Only the lines from the line holding "Decode this image" to the last line should be output, each exactly as given.

→ **Stored records**:
--- start ---

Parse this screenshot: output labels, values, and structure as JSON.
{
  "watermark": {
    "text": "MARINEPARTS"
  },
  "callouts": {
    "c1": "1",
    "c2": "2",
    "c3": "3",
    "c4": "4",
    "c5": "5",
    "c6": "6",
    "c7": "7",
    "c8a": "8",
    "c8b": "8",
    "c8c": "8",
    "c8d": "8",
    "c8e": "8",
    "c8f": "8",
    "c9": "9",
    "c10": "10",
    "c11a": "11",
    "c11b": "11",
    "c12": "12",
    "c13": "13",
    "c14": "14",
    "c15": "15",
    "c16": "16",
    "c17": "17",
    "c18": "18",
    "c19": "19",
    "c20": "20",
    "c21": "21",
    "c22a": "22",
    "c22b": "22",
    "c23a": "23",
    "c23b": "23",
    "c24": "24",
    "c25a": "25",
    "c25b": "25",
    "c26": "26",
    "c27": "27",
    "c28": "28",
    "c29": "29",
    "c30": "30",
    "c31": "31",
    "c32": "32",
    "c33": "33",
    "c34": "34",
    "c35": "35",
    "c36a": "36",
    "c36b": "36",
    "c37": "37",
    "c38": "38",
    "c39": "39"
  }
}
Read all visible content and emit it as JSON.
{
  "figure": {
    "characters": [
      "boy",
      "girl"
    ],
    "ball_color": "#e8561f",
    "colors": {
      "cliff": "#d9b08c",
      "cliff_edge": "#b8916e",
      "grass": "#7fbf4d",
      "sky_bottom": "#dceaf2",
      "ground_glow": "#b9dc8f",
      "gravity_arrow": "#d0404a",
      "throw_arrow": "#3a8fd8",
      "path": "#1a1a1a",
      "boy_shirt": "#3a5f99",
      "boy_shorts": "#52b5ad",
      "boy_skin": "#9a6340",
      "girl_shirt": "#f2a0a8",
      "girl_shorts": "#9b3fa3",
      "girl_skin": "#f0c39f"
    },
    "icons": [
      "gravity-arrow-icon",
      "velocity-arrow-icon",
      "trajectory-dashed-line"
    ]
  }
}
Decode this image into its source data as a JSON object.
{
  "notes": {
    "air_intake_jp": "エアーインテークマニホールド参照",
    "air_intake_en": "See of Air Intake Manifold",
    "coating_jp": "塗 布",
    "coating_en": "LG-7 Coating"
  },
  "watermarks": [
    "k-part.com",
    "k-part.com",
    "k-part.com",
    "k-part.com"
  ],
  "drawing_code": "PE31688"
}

--- end ---

→ **Result**:
Decode this image into its source data as a JSON object.
{
  "notes": {
    "air_intake_jp": "エアーインテークマニホールド参照",
    "air_intake_en": "See of Air Intake Manifold",
    "coating_jp": "塗 布",
    "coating_en": "LG-7 Coating"
  },
  "watermarks": [
    "k-part.com",
    "k-part.com",
    "k-part.com",
    "k-part.com"
  ],
  "drawing_code": "PE31688"
}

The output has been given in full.